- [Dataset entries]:
========

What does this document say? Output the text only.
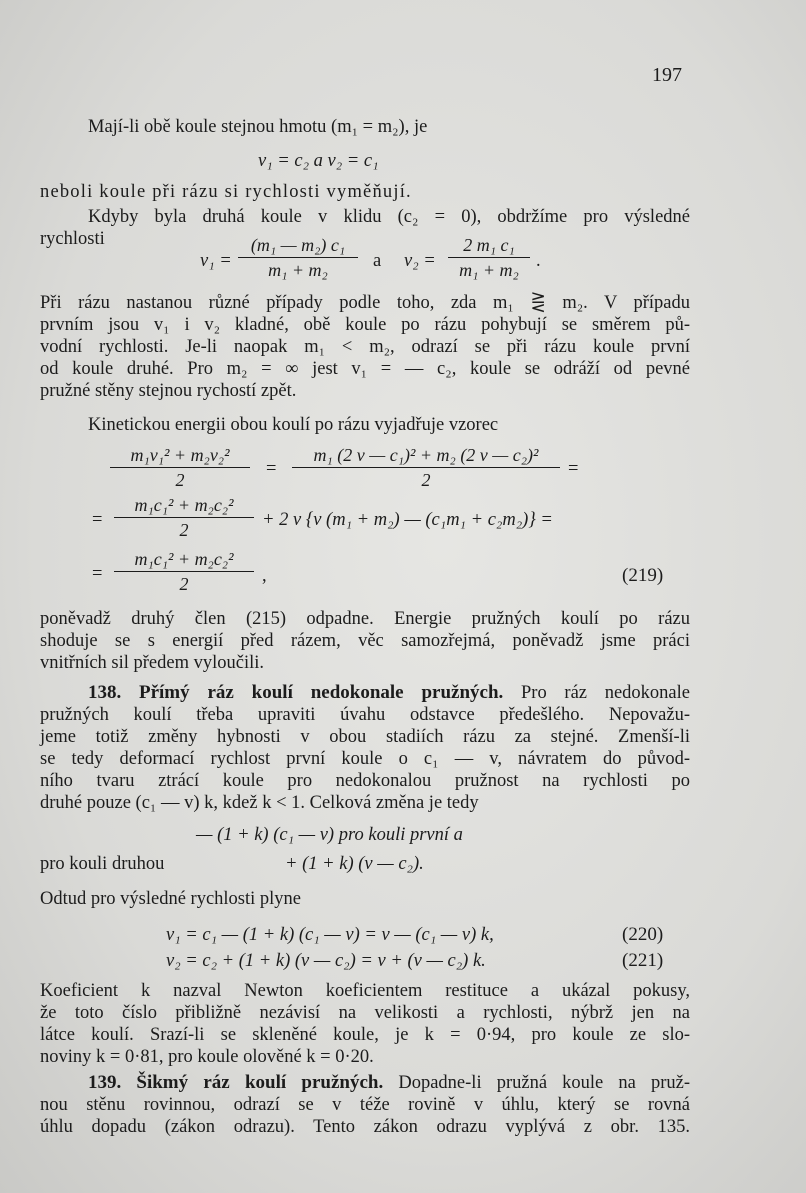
197
Mají-li obě koule stejnou hmotu (m₁ = m₂), je
v₁ = c₂ a v₂ = c₁
neboli koule při rázu si rychlosti vyměňují.
Kdyby byla druhá koule v klidu (c₂ = 0), obdržíme pro výsledné
rychlosti
v₁ =
(m₁ — m₂) c₁
m₁ + m₂	a v₂ =
2 m₁ c₁
m₁ + m₂ .
Při rázu nastanou různé případy podle toho, zda m₁ ⋛ m₂. V případu
prvním jsou v₁ i v₂ kladné, obě koule po rázu pohybují se směrem pů-
vodní rychlosti. Je-li naopak m₁ < m₂, odrazí se při rázu koule první
od koule druhé. Pro m₂ = ∞ jest v₁ = — c₂, koule se odráží od pevné
pružné stěny stejnou rychostí zpět.
Kinetickou energii obou koulí po rázu vyjadřuje vzorec
m₁v₁² + m₂v₂²
2
=
m₁ (2 v — c₁)² + m₂ (2 v — c₂)²
2
=
=
m₁c₁² + m₂c₂²
2	+ 2 v {v (m₁ + m₂) — (c₁m₁ + c₂m₂)} =
=
m₁c₁² + m₂c₂²
2	,	(219)
poněvadž druhý člen (215) odpadne. Energie pružných koulí po rázu
shoduje se s energií před rázem, věc samozřejmá, poněvadž jsme práci
vnitřních sil předem vyloučili.
138. Přímý ráz koulí nedokonale pružných. Pro ráz nedokonale
pružných koulí třeba upraviti úvahu odstavce předešlého. Nepovažu-
jeme totiž změny hybnosti v obou stadiích rázu za stejné. Zmenší-li
se tedy deformací rychlost první koule o c₁ — v, návratem do původ-
ního tvaru ztrácí koule pro nedokonalou pružnost na rychlosti po
druhé pouze (c₁ — v) k, kdež k < 1. Celková změna je tedy
— (1 + k) (c₁ — v) pro kouli první a
pro kouli druhou	+ (1 + k) (v — c₂).
Odtud pro výsledné rychlosti plyne
v₁ = c₁ — (1 + k) (c₁ — v) = v — (c₁ — v) k,	(220)
v₂ = c₂ + (1 + k) (v — c₂) = v + (v — c₂) k.	(221)
Koeficient k nazval Newton koeficientem restituce a ukázal pokusy,
že toto číslo přibližně nezávisí na velikosti a rychlosti, nýbrž jen na
látce koulí. Srazí-li se skleněné koule, je k = 0·94, pro koule ze slo-
noviny k = 0·81, pro koule olověné k = 0·20.
139. Šikmý ráz koulí pružných. Dopadne-li pružná koule na pruž-
nou stěnu rovinnou, odrazí se v téže rovině v úhlu, který se rovná
úhlu dopadu (zákon odrazu). Tento zákon odrazu vyplývá z obr. 135.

========

- [Written task]: Reproduce the material in its entirety and word for word, without the pictures.

- [Response to the exercise]:
What does this document say? Output the text only.
197
Mají-li obě koule stejnou hmotu (m₁ = m₂), je
v₁ = c₂ a v₂ = c₁
neboli koule při rázu si rychlosti vyměňují.
Kdyby byla druhá koule v klidu (c₂ = 0), obdržíme pro výsledné
rychlosti
v₁ =
(m₁ — m₂) c₁
m₁ + m₂	a v₂ =
2 m₁ c₁
m₁ + m₂ .
Při rázu nastanou různé případy podle toho, zda m₁ ⋛ m₂. V případu
prvním jsou v₁ i v₂ kladné, obě koule po rázu pohybují se směrem pů-
vodní rychlosti. Je-li naopak m₁ < m₂, odrazí se při rázu koule první
od koule druhé. Pro m₂ = ∞ jest v₁ = — c₂, koule se odráží od pevné
pružné stěny stejnou rychostí zpět.
Kinetickou energii obou koulí po rázu vyjadřuje vzorec
m₁v₁² + m₂v₂²
2
=
m₁ (2 v — c₁)² + m₂ (2 v — c₂)²
2
=
=
m₁c₁² + m₂c₂²
2	+ 2 v {v (m₁ + m₂) — (c₁m₁ + c₂m₂)} =
=
m₁c₁² + m₂c₂²
2	,	(219)
poněvadž druhý člen (215) odpadne. Energie pružných koulí po rázu
shoduje se s energií před rázem, věc samozřejmá, poněvadž jsme práci
vnitřních sil předem vyloučili.
138. Přímý ráz koulí nedokonale pružných. Pro ráz nedokonale
pružných koulí třeba upraviti úvahu odstavce předešlého. Nepovažu-
jeme totiž změny hybnosti v obou stadiích rázu za stejné. Zmenší-li
se tedy deformací rychlost první koule o c₁ — v, návratem do původ-
ního tvaru ztrácí koule pro nedokonalou pružnost na rychlosti po
druhé pouze (c₁ — v) k, kdež k < 1. Celková změna je tedy
— (1 + k) (c₁ — v) pro kouli první a
pro kouli druhou	+ (1 + k) (v — c₂).
Odtud pro výsledné rychlosti plyne
v₁ = c₁ — (1 + k) (c₁ — v) = v — (c₁ — v) k,	(220)
v₂ = c₂ + (1 + k) (v — c₂) = v + (v — c₂) k.	(221)
Koeficient k nazval Newton koeficientem restituce a ukázal pokusy,
že toto číslo přibližně nezávisí na velikosti a rychlosti, nýbrž jen na
látce koulí. Srazí-li se skleněné koule, je k = 0·94, pro koule ze slo-
noviny k = 0·81, pro koule olověné k = 0·20.
139. Šikmý ráz koulí pružných. Dopadne-li pružná koule na pruž-
nou stěnu rovinnou, odrazí se v téže rovině v úhlu, který se rovná
úhlu dopadu (zákon odrazu). Tento zákon odrazu vyplývá z obr. 135.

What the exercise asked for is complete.